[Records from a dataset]
★ ★ ★ ★ ★
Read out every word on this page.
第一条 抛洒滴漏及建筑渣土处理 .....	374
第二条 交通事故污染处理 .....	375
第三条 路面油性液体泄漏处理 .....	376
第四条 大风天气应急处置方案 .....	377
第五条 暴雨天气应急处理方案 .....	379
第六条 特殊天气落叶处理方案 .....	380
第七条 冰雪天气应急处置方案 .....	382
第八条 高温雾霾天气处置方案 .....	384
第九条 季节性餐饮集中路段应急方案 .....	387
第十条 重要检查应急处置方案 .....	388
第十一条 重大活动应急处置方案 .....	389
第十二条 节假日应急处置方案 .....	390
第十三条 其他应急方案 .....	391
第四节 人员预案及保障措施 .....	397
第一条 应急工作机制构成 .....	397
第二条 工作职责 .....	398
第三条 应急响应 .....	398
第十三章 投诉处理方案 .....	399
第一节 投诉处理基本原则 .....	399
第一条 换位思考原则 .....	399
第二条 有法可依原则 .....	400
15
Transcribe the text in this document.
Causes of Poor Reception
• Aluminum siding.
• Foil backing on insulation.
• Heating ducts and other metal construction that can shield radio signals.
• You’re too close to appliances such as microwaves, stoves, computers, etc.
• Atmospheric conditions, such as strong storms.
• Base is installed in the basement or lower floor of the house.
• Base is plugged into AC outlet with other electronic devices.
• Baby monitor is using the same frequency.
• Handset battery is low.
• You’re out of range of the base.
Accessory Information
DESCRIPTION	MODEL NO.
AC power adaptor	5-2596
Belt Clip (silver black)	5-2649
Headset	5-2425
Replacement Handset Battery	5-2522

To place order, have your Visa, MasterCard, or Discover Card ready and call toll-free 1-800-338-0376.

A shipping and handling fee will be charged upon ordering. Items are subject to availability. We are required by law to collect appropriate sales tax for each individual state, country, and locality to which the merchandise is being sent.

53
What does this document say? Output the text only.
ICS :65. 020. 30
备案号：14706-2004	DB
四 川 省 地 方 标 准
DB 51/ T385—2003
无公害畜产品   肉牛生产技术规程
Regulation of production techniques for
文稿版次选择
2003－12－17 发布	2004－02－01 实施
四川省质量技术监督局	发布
★ ★ ★ ★ ★
Copy out the whole listing exactly.

Read out every word on this page.
第一条 抛洒滴漏及建筑渣土处理 .....	374
第二条 交通事故污染处理 .....	375
第三条 路面油性液体泄漏处理 .....	376
第四条 大风天气应急处置方案 .....	377
第五条 暴雨天气应急处理方案 .....	379
第六条 特殊天气落叶处理方案 .....	380
第七条 冰雪天气应急处置方案 .....	382
第八条 高温雾霾天气处置方案 .....	384
第九条 季节性餐饮集中路段应急方案 .....	387
第十条 重要检查应急处置方案 .....	388
第十一条 重大活动应急处置方案 .....	389
第十二条 节假日应急处置方案 .....	390
第十三条 其他应急方案 .....	391
第四节 人员预案及保障措施 .....	397
第一条 应急工作机制构成 .....	397
第二条 工作职责 .....	398
第三条 应急响应 .....	398
第十三章 投诉处理方案 .....	399
第一节 投诉处理基本原则 .....	399
第一条 换位思考原则 .....	399
第二条 有法可依原则 .....	400
15
Transcribe the text in this document.
Causes of Poor Reception
• Aluminum siding.
• Foil backing on insulation.
• Heating ducts and other metal construction that can shield radio signals.
• You’re too close to appliances such as microwaves, stoves, computers, etc.
• Atmospheric conditions, such as strong storms.
• Base is installed in the basement or lower floor of the house.
• Base is plugged into AC outlet with other electronic devices.
• Baby monitor is using the same frequency.
• Handset battery is low.
• You’re out of range of the base.
Accessory Information
DESCRIPTION	MODEL NO.
AC power adaptor	5-2596
Belt Clip (silver black)	5-2649
Headset	5-2425
Replacement Handset Battery	5-2522

To place order, have your Visa, MasterCard, or Discover Card ready and call toll-free 1-800-338-0376.

A shipping and handling fee will be charged upon ordering. Items are subject to availability. We are required by law to collect appropriate sales tax for each individual state, country, and locality to which the merchandise is being sent.

53
What does this document say? Output the text only.
ICS :65. 020. 30
备案号：14706-2004	DB
四 川 省 地 方 标 准
DB 51/ T385—2003
无公害畜产品   肉牛生产技术规程
Regulation of production techniques for
文稿版次选择
2003－12－17 发布	2004－02－01 实施
四川省质量技术监督局	发布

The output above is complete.